GOAL: Gather the lines from the material that contain "icon".
[START OF EXTRACTED DATA]
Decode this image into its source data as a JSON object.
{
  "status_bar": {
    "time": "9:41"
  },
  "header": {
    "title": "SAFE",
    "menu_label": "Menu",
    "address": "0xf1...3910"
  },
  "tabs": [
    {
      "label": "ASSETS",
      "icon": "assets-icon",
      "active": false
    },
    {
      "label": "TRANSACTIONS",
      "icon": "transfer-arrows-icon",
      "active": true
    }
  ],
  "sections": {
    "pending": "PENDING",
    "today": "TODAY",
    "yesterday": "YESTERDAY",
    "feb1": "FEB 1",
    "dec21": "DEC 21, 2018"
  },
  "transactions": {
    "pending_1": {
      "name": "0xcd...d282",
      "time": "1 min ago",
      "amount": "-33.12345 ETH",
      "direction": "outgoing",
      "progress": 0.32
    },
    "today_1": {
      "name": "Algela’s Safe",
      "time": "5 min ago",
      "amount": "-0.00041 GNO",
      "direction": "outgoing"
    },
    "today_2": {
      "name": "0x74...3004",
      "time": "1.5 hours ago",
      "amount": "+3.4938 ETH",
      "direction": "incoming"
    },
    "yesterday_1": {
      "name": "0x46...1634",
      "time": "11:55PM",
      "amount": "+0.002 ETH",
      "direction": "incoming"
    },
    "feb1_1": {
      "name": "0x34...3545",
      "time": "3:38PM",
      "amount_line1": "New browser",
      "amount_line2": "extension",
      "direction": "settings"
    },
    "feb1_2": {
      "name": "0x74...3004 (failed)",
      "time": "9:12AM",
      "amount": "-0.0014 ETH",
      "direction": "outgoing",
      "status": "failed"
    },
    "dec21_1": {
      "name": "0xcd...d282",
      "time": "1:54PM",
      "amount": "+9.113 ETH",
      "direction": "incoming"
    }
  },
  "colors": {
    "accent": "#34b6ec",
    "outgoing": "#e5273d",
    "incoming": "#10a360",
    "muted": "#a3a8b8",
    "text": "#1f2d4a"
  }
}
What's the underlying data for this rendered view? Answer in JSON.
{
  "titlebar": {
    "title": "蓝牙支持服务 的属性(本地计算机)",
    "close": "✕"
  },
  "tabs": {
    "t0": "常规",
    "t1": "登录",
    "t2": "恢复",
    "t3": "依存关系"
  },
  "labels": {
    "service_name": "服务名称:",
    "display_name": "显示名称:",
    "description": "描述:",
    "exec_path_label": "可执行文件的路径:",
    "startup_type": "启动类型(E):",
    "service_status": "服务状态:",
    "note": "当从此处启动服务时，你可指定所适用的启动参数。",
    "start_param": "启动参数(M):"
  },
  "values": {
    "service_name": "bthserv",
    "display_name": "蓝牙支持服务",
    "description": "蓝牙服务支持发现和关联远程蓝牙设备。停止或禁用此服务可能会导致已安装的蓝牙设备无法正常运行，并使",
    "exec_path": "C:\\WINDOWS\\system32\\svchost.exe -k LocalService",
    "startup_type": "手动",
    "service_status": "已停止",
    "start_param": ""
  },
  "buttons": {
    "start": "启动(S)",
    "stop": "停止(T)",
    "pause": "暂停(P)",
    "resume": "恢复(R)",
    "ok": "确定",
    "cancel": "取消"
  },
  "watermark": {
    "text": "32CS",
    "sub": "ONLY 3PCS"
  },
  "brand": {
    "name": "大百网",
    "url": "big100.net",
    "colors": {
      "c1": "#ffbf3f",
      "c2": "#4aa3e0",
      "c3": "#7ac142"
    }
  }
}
[END OF EXTRACTED DATA]
RESULT OF THE TASK:
      "icon": "assets-icon",
      "icon": "transfer-arrows-icon",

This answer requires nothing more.